- [THE REQUEST]
Please output the lines shown below exactly as they appear.

[Data entries for graphics]

####

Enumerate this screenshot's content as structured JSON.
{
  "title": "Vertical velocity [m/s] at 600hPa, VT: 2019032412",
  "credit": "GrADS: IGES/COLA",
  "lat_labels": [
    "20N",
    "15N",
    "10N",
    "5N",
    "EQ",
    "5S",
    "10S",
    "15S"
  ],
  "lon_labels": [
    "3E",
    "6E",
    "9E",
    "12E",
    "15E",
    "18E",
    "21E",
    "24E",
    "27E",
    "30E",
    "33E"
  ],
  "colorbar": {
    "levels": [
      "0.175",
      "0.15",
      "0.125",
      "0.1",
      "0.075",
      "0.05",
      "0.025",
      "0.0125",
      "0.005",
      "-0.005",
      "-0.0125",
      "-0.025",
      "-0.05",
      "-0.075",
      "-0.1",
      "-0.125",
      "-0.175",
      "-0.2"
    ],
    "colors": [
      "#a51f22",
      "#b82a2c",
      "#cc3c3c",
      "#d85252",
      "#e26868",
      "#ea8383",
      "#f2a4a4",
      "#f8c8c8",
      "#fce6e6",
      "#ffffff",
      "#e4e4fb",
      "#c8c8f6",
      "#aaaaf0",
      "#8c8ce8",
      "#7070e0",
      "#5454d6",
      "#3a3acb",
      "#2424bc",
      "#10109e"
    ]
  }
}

####

- [FINAL ANSWER]
Enumerate this screenshot's content as structured JSON.
{
  "title": "Vertical velocity [m/s] at 600hPa, VT: 2019032412",
  "credit": "GrADS: IGES/COLA",
  "lat_labels": [
    "20N",
    "15N",
    "10N",
    "5N",
    "EQ",
    "5S",
    "10S",
    "15S"
  ],
  "lon_labels": [
    "3E",
    "6E",
    "9E",
    "12E",
    "15E",
    "18E",
    "21E",
    "24E",
    "27E",
    "30E",
    "33E"
  ],
  "colorbar": {
    "levels": [
      "0.175",
      "0.15",
      "0.125",
      "0.1",
      "0.075",
      "0.05",
      "0.025",
      "0.0125",
      "0.005",
      "-0.005",
      "-0.0125",
      "-0.025",
      "-0.05",
      "-0.075",
      "-0.1",
      "-0.125",
      "-0.175",
      "-0.2"
    ],
    "colors": [
      "#a51f22",
      "#b82a2c",
      "#cc3c3c",
      "#d85252",
      "#e26868",
      "#ea8383",
      "#f2a4a4",
      "#f8c8c8",
      "#fce6e6",
      "#ffffff",
      "#e4e4fb",
      "#c8c8f6",
      "#aaaaf0",
      "#8c8ce8",
      "#7070e0",
      "#5454d6",
      "#3a3acb",
      "#2424bc",
      "#10109e"
    ]
  }
}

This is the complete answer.